_Extracted material:_
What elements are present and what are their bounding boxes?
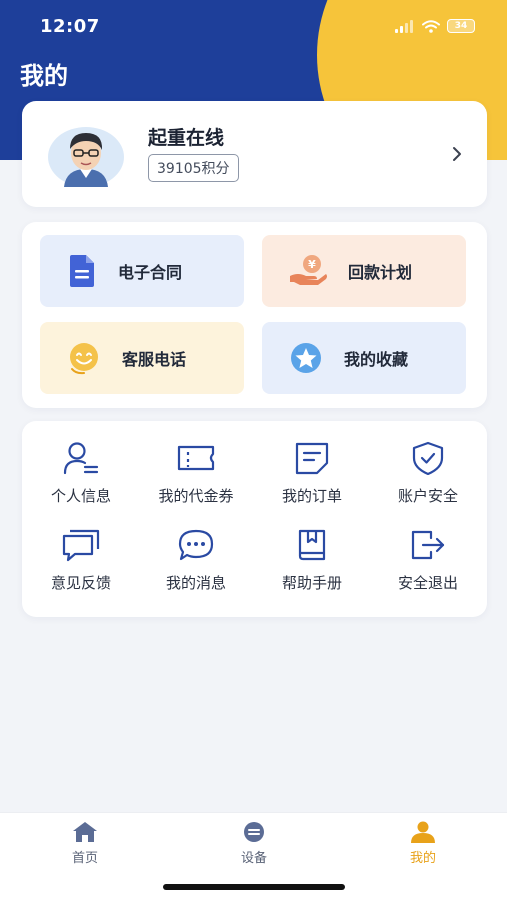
- menu-item-label: 账户安全: [397, 487, 458, 505]
- tab-label: 我的: [409, 851, 436, 866]
- menu-item-account-security[interactable]: 账户安全: [378, 441, 478, 521]
- home-icon: [73, 822, 97, 842]
- quick-action-label: 客服电话: [122, 350, 187, 369]
- money-hand-icon: ¥: [290, 255, 327, 285]
- chevron-right-icon[interactable]: [451, 145, 463, 163]
- menu-item-label: 我的订单: [281, 487, 342, 505]
- menu-item-personal-info[interactable]: 个人信息: [31, 441, 131, 521]
- book-icon: [298, 529, 326, 561]
- username: 起重在线: [148, 127, 225, 149]
- avatar: [48, 127, 124, 187]
- document-icon: [70, 255, 94, 287]
- star-icon: [291, 343, 321, 373]
- coupon-icon: [177, 445, 215, 471]
- menu-item-label: 安全退出: [397, 574, 458, 592]
- feedback-icon: [62, 529, 100, 562]
- logout-icon: [411, 530, 445, 560]
- profile-card[interactable]: 起重在线 39105积分: [22, 101, 487, 207]
- tab-home[interactable]: 首页: [40, 821, 130, 866]
- quick-action-label: 我的收藏: [344, 350, 409, 369]
- home-indicator: [163, 884, 345, 890]
- menu-item-label: 我的消息: [165, 574, 226, 592]
- status-bar: 12:07 34: [0, 0, 507, 52]
- person-info-icon: [63, 442, 99, 475]
- smile-icon: [70, 343, 98, 375]
- page-title: 我的: [20, 62, 68, 90]
- quick-action-favorites[interactable]: 我的收藏: [262, 322, 466, 394]
- status-time: 12:07: [40, 15, 100, 37]
- tab-label: 设备: [240, 851, 267, 866]
- quick-action-payment-plan[interactable]: ¥ 回款计划: [262, 235, 466, 307]
- svg-text:¥: ¥: [308, 258, 316, 271]
- menu-item-logout[interactable]: 安全退出: [378, 528, 478, 608]
- quick-action-contract[interactable]: 电子合同: [40, 235, 244, 307]
- status-icons: 34: [395, 19, 475, 33]
- shield-icon: [412, 441, 444, 475]
- menu-grid-card: 个人信息 我的代金券 我的订单 账户安全 意见反馈 我的消息 帮助手册 安全退出: [22, 421, 487, 617]
- quick-actions-card: 电子合同 ¥ 回款计划 客服电话 我的收藏: [22, 222, 487, 408]
- menu-item-label: 意见反馈: [50, 574, 111, 592]
- tab-label: 首页: [71, 851, 98, 866]
- battery-icon: 34: [447, 19, 475, 33]
- tab-devices[interactable]: 设备: [209, 821, 299, 866]
- menu-item-messages[interactable]: 我的消息: [146, 528, 246, 608]
- menu-item-label: 个人信息: [50, 487, 111, 505]
- device-icon: [244, 822, 264, 842]
- menu-item-orders[interactable]: 我的订单: [262, 441, 362, 521]
- order-icon: [295, 442, 329, 475]
- quick-action-service-phone[interactable]: 客服电话: [40, 322, 244, 394]
- message-icon: [178, 529, 214, 561]
- tab-mine[interactable]: 我的: [378, 821, 468, 866]
- quick-action-label: 回款计划: [348, 263, 413, 282]
- menu-item-help-manual[interactable]: 帮助手册: [262, 528, 362, 608]
- user-icon: [411, 821, 435, 843]
- menu-item-coupons[interactable]: 我的代金券: [146, 441, 246, 521]
- menu-item-feedback[interactable]: 意见反馈: [31, 528, 131, 608]
- points-badge: 39105积分: [148, 154, 239, 182]
- menu-item-label: 我的代金券: [158, 487, 234, 505]
- wifi-icon: [422, 19, 440, 33]
- quick-action-label: 电子合同: [118, 263, 183, 282]
- signal-icon: [395, 19, 413, 33]
- menu-item-label: 帮助手册: [281, 574, 342, 592]
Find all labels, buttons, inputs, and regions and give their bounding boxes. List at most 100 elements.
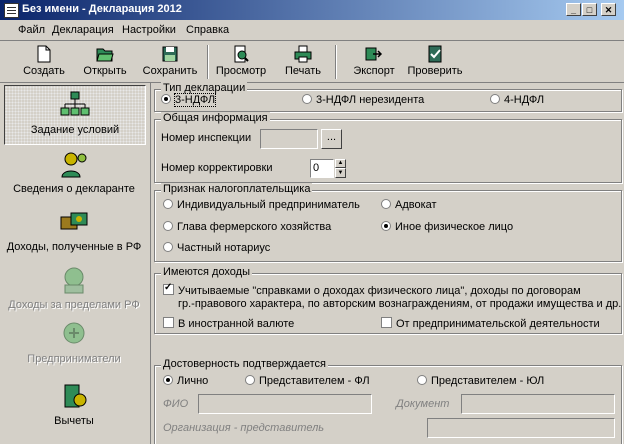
menu-settings[interactable]: Настройки <box>122 24 176 36</box>
maximize-button[interactable]: □ <box>582 3 597 16</box>
menu-declaration[interactable]: Декларация <box>52 24 114 36</box>
nav-entrepreneurs[interactable]: Предприниматели <box>0 319 148 367</box>
radio-unchecked <box>381 199 391 209</box>
radio-unchecked <box>302 94 312 104</box>
inspection-input[interactable] <box>260 129 318 149</box>
radio-checked <box>381 221 391 231</box>
organization-input[interactable] <box>427 418 615 438</box>
confirm-representative-legal[interactable]: Представителем - ЮЛ <box>417 375 544 387</box>
spin-up-icon[interactable]: ▲ <box>335 159 346 168</box>
export-label: Экспорт <box>353 65 395 77</box>
check-document-icon <box>428 45 442 63</box>
export-icon <box>365 47 383 61</box>
organization-label: Организация - представитель <box>163 422 325 434</box>
inspection-browse-button[interactable]: ... <box>321 129 342 149</box>
income-foreign-currency-checkbox[interactable]: В иностранной валюте <box>163 317 294 330</box>
radio-unchecked <box>490 94 500 104</box>
nav-conditions[interactable]: Задание условий <box>4 85 146 145</box>
floppy-disk-icon <box>162 46 178 62</box>
confirm-representative-individual[interactable]: Представителем - ФЛ <box>245 375 370 387</box>
nav-income-rf-label: Доходы, полученные в РФ <box>6 241 142 253</box>
nav-declarant[interactable]: Сведения о декларанте <box>0 149 148 197</box>
income-abroad-icon <box>64 267 84 294</box>
radio-unchecked <box>163 199 173 209</box>
inspection-label: Номер инспекции <box>161 132 252 144</box>
fio-label: ФИО <box>163 398 189 410</box>
income-title: Имеются доходы <box>161 266 253 278</box>
minimize-button[interactable]: _ <box>566 3 581 16</box>
title-bar[interactable]: Без имени - Декларация 2012 _ □ ✕ <box>0 0 624 20</box>
radio-unchecked <box>163 221 173 231</box>
radio-unchecked <box>245 375 255 385</box>
print-button[interactable]: Печать <box>280 43 326 81</box>
nav-income-abroad[interactable]: Доходы за пределами РФ <box>0 265 148 313</box>
taxpayer-notary[interactable]: Частный нотариус <box>163 242 270 254</box>
taxpayer-other-individual[interactable]: Иное физическое лицо <box>381 221 513 233</box>
nav-entrepreneurs-label: Предприниматели <box>27 353 121 365</box>
printer-icon <box>294 45 312 63</box>
toolbar: Создать Открыть Сохранить Просмотр Печат… <box>0 41 624 83</box>
menu-help[interactable]: Справка <box>186 24 229 36</box>
income-group: Имеются доходы Учитываемые "справками о … <box>154 266 622 334</box>
toolbar-separator <box>207 45 208 79</box>
nav-income-abroad-label: Доходы за пределами РФ <box>8 299 140 311</box>
checkbox-checked <box>163 282 174 295</box>
taxpayer-individual-entrepreneur[interactable]: Индивидуальный предприниматель <box>163 199 360 211</box>
fio-input[interactable] <box>198 394 372 414</box>
create-label: Создать <box>23 65 65 77</box>
radio-checked <box>161 94 171 104</box>
save-label: Сохранить <box>142 65 198 77</box>
radio-unchecked <box>417 375 427 385</box>
open-label: Открыть <box>83 65 127 77</box>
taxpayer-farm-head[interactable]: Глава фермерского хозяйства <box>163 221 331 233</box>
open-button[interactable]: Открыть <box>80 43 130 81</box>
preview-button[interactable]: Просмотр <box>213 43 269 81</box>
entrepreneurs-icon <box>63 322 85 344</box>
check-button[interactable]: Проверить <box>404 43 466 81</box>
menu-file[interactable]: Файл <box>18 24 45 36</box>
radio-unchecked <box>163 242 173 252</box>
income-certified-checkbox[interactable]: Учитываемые "справками о доходах физичес… <box>163 282 581 297</box>
close-button[interactable]: ✕ <box>601 3 616 16</box>
taxpayer-lawyer[interactable]: Адвокат <box>381 199 437 211</box>
taxpayer-group: Признак налогоплательщика Индивидуальный… <box>154 183 622 262</box>
radio-checked <box>163 375 173 385</box>
export-button[interactable]: Экспорт <box>348 43 400 81</box>
nav-declarant-label: Сведения о декларанте <box>13 183 135 195</box>
deductions-icon <box>64 384 87 408</box>
nav-deductions[interactable]: Вычеты <box>0 381 148 429</box>
correction-input[interactable]: 0 <box>310 159 334 178</box>
checkbox-unchecked <box>381 317 392 328</box>
spin-down-icon[interactable]: ▼ <box>335 168 346 178</box>
toolbar-separator <box>335 45 336 79</box>
confirm-personally[interactable]: Лично <box>163 375 208 387</box>
preview-icon <box>234 45 249 63</box>
decl-type-3ndfl[interactable]: 3-НДФЛ <box>161 93 217 107</box>
new-document-icon <box>37 45 51 63</box>
create-button[interactable]: Создать <box>18 43 70 81</box>
decl-type-4ndfl[interactable]: 4-НДФЛ <box>490 94 544 106</box>
document-input[interactable] <box>461 394 615 414</box>
declarant-icon <box>61 152 87 178</box>
window-title: Без имени - Декларация 2012 <box>22 3 182 15</box>
navigation-panel: Задание условий Сведения о декларанте До… <box>0 83 151 444</box>
income-rf-icon <box>60 212 88 230</box>
general-info-title: Общая информация <box>161 112 270 124</box>
save-button[interactable]: Сохранить <box>139 43 201 81</box>
nav-conditions-label: Задание условий <box>30 124 120 136</box>
income-business-checkbox[interactable]: От предпринимательской деятельности <box>381 317 600 330</box>
checkbox-unchecked <box>163 317 174 328</box>
confirmation-title: Достоверность подтверждается <box>161 358 328 370</box>
folder-open-icon <box>96 48 114 62</box>
decl-type-3ndfl-nonresident[interactable]: 3-НДФЛ нерезидента <box>302 94 424 106</box>
declaration-type-group: Тип декларации 3-НДФЛ 3-НДФЛ нерезидента… <box>154 82 622 112</box>
income-certified-line2: гр.-правового характера, по авторским во… <box>178 298 622 310</box>
declaration-type-title: Тип декларации <box>161 82 248 94</box>
document-label: Документ <box>396 398 450 410</box>
print-label: Печать <box>284 65 322 77</box>
menu-bar: Файл Декларация Настройки Справка <box>0 20 624 41</box>
nav-income-rf[interactable]: Доходы, полученные в РФ <box>0 207 148 255</box>
correction-spinner[interactable]: ▲ ▼ <box>335 159 346 178</box>
preview-label: Просмотр <box>215 65 267 77</box>
nav-deductions-label: Вычеты <box>54 415 94 427</box>
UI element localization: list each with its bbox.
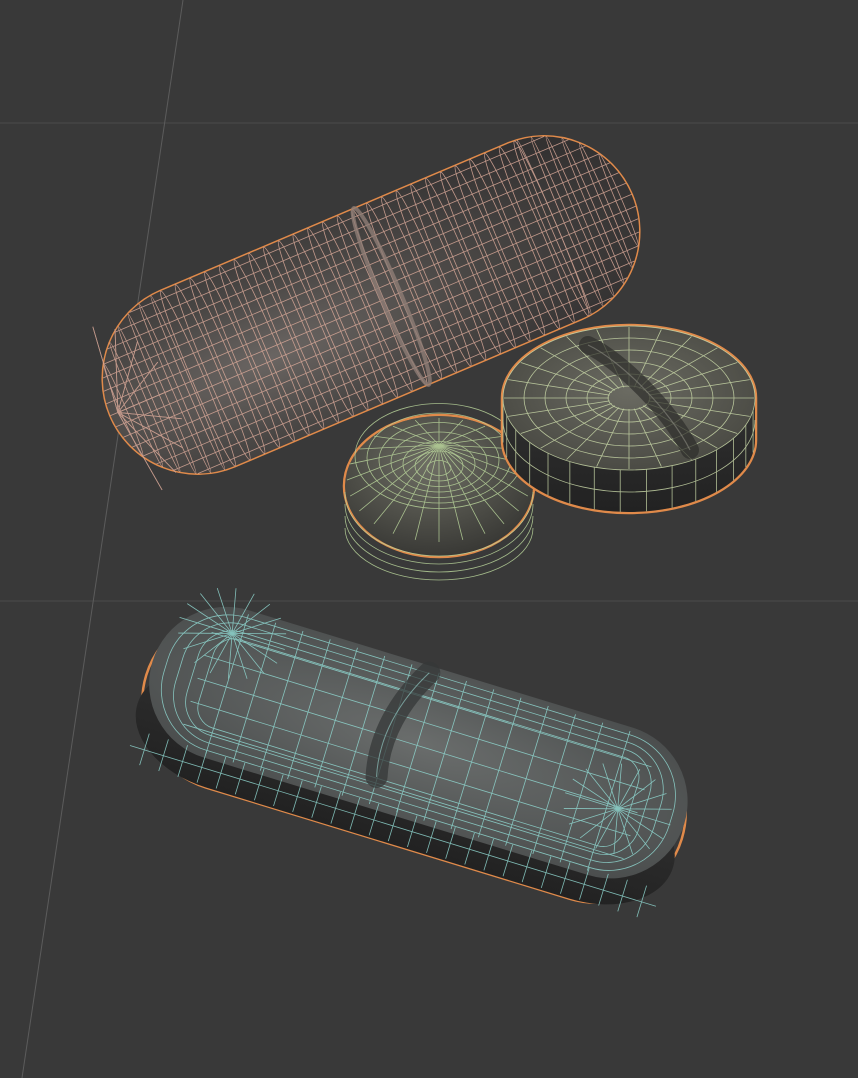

_Given exercise:_ Rewrite the lines from the line with "menu-settings[interactable]: Настройки <box>122" to the line with "radio-unchecked <box>381 199 391 209</box>", replacing "interactable" with "clickable" and leaving everything else unchanged.

_The result:_
menu-settings[clickable]: Настройки <box>122 24 176 36</box>
maximize-button[clickable]: □ <box>582 3 597 16</box>
menu-declaration[clickable]: Декларация <box>52 24 114 36</box>
nav-entrepreneurs[clickable]: Предприниматели <box>0 319 148 367</box>
radio-unchecked <box>381 199 391 209</box>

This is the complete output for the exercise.